# WRITTEN EXERCISE
Write out each line exactly as given. Leave the pictures out of your copy.

# GIVEN RECORDS
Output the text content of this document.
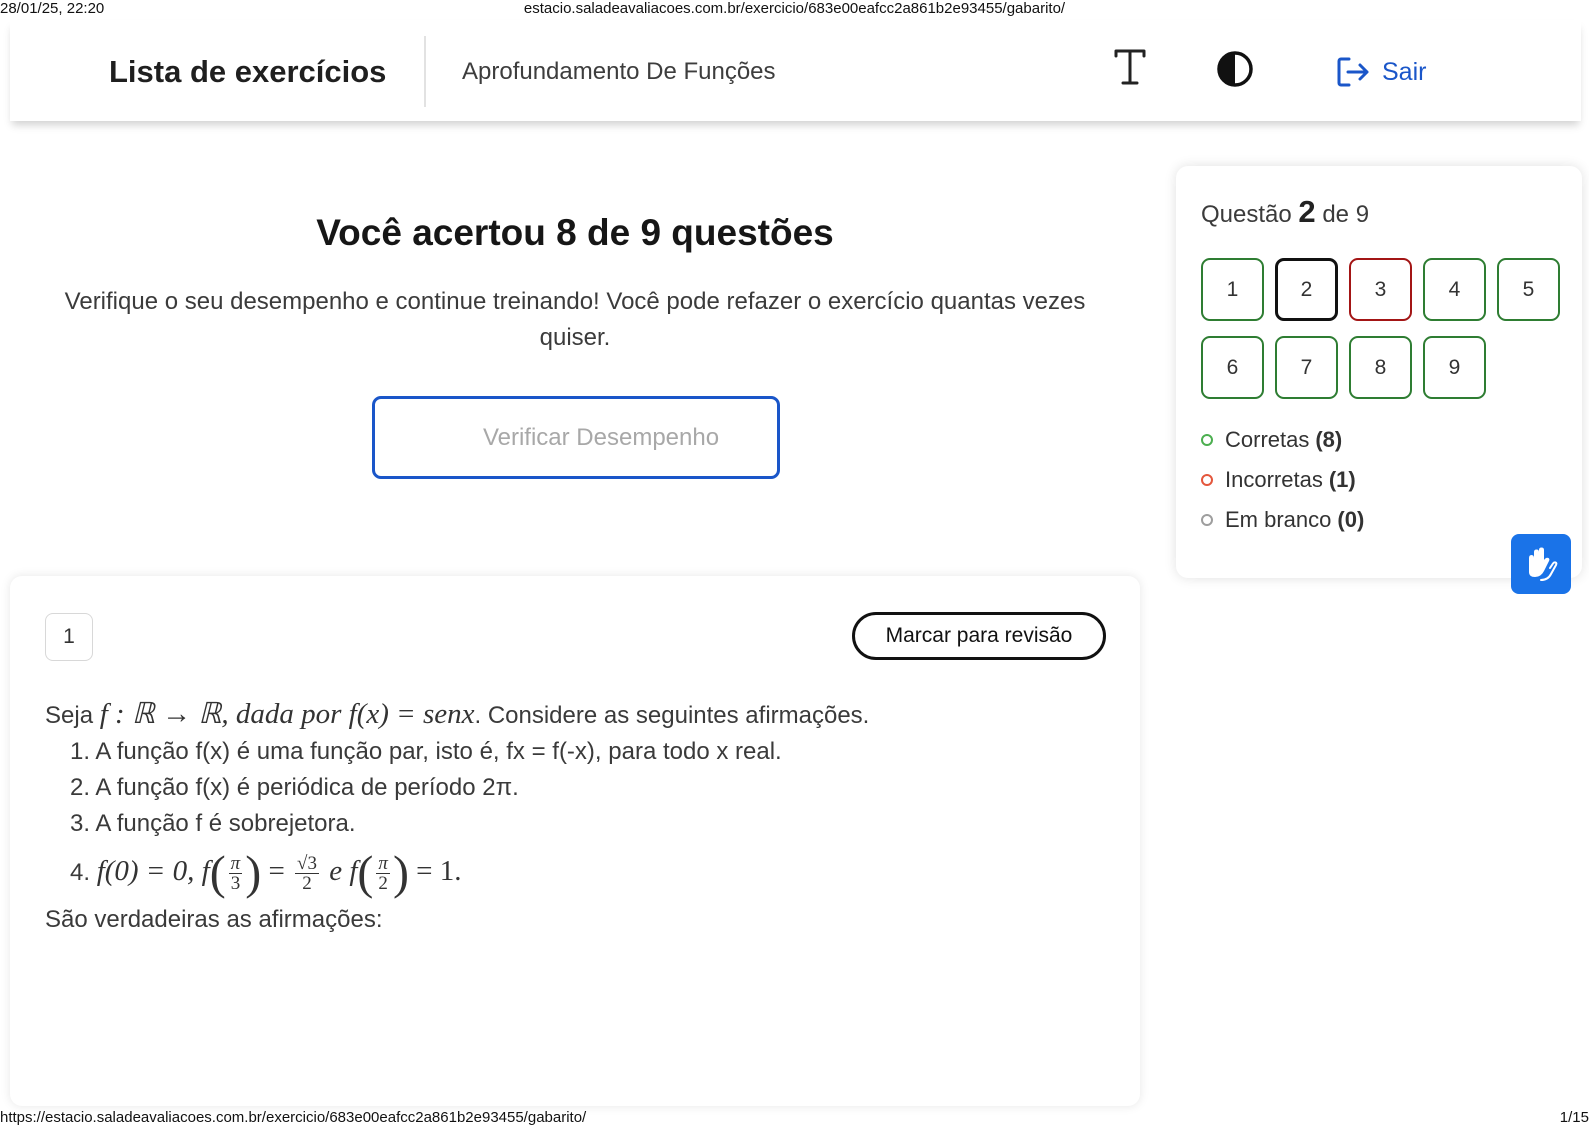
28/01/25, 22:20	estacio.saladeavaliacoes.com.br/exercicio/683e00eafcc2a861b2e93455/gabarito/
Lista de exercícios	Aprofundamento De Funções	Sair
Você acertou 8 de 9 questões
Verifique o seu desempenho e continue treinando! Você pode refazer o exercício quantas vezes quiser.
Verificar Desempenho
1	Marcar para revisão
Seja f : ℝ → ℝ, dada por f(x) = senx. Considere as seguintes afirmações.
1. A função f(x) é uma função par, isto é, fx = f(-x), para todo x real.
2. A função f(x) é periódica de período 2π.
3. A função f é sobrejetora.
4. f(0) = 0, $f( \frac{\pi}{3}$ ) = $\frac{√3}{2}$ e $f( \frac{\pi}{2}$ ) = 1.
São verdadeiras as afirmações:
Questão 2 de 9
1	2	3	4	5
6	7	8	9
Corretas (8)
Incorretas (1)
Em branco (0)
https://estacio.saladeavaliacoes.com.br/exercicio/683e00eafcc2a861b2e93455/gabarito/	1/15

# OUTPUT OF THE EXERCISE
Output the text content of this document.
28/01/25, 22:20	estacio.saladeavaliacoes.com.br/exercicio/683e00eafcc2a861b2e93455/gabarito/
Lista de exercícios	Aprofundamento De Funções	Sair
Você acertou 8 de 9 questões
Verifique o seu desempenho e continue treinando! Você pode refazer o exercício quantas vezes quiser.
Verificar Desempenho
1	Marcar para revisão
Seja f : ℝ → ℝ, dada por f(x) = senx. Considere as seguintes afirmações.
1. A função f(x) é uma função par, isto é, fx = f(-x), para todo x real.
2. A função f(x) é periódica de período 2π.
3. A função f é sobrejetora.
4. f(0) = 0, $f( \frac{\pi}{3}$ ) = $\frac{√3}{2}$ e $f( \frac{\pi}{2}$ ) = 1.
São verdadeiras as afirmações:
Questão 2 de 9
1	2	3	4	5
6	7	8	9
Corretas (8)
Incorretas (1)
Em branco (0)
https://estacio.saladeavaliacoes.com.br/exercicio/683e00eafcc2a861b2e93455/gabarito/	1/15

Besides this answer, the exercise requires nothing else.